## What is asked
Reply with one number only: the count of lines below that contain the word "Quadrant".

## Dataset entries
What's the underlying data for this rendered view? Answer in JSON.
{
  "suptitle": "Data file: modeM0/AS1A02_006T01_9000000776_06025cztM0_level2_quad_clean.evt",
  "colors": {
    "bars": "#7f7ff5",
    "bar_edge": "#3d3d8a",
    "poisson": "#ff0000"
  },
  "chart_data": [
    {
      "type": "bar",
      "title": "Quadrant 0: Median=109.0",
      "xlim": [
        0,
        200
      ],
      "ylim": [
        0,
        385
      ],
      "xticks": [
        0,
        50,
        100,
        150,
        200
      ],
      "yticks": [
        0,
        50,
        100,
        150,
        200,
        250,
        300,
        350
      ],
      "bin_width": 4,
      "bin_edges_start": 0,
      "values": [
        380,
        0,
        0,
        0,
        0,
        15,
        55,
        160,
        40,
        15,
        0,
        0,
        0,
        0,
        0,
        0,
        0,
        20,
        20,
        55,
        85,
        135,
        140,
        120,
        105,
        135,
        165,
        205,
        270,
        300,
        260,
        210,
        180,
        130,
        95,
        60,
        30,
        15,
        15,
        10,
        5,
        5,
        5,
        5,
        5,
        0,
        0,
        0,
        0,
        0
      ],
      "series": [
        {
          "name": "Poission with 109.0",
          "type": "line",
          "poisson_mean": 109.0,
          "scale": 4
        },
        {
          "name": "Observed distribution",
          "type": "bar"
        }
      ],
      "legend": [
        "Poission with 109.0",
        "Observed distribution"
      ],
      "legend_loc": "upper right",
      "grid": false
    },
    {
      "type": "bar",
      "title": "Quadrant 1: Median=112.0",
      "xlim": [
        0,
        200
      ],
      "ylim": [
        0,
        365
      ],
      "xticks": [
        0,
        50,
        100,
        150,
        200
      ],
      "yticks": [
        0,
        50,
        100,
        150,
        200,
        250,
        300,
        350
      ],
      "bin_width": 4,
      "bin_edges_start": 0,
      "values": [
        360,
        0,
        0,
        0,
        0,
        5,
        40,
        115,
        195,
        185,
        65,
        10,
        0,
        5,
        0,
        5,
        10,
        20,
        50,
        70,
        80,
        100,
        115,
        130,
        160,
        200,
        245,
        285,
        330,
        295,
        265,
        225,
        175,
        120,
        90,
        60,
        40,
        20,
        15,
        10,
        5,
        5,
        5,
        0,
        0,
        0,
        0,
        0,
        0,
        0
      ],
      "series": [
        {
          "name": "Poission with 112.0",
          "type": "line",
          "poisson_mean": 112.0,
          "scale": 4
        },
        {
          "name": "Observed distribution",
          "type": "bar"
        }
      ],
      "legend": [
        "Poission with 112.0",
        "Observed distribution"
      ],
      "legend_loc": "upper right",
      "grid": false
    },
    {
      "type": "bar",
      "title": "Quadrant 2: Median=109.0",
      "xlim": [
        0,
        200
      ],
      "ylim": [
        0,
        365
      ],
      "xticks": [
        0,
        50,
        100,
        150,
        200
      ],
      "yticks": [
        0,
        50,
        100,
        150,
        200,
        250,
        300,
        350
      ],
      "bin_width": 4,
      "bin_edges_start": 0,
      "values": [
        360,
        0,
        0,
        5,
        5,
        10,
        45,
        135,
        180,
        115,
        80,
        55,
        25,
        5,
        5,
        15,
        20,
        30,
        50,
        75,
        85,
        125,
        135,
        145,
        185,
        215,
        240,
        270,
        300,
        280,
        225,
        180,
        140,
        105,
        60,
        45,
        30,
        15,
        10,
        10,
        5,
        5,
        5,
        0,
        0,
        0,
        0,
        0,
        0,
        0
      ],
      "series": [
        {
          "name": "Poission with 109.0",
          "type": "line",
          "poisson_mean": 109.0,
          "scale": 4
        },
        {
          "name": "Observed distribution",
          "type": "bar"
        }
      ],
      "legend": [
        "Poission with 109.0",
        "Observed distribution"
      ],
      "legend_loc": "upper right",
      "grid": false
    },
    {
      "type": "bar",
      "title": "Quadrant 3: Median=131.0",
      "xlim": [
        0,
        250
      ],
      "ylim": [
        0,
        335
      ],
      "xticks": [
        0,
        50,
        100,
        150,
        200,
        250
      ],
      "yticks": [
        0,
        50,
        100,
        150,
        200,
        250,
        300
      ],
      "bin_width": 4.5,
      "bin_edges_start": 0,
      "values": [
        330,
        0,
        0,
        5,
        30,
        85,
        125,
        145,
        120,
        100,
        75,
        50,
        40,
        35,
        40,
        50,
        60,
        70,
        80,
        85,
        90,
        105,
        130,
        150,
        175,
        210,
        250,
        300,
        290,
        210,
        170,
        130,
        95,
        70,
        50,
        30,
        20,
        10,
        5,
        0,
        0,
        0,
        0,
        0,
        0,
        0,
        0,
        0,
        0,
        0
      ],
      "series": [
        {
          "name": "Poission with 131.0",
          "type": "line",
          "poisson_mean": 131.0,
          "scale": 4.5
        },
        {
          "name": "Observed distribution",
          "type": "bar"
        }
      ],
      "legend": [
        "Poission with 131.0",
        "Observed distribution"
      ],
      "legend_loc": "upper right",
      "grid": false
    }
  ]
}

## Solved problem
4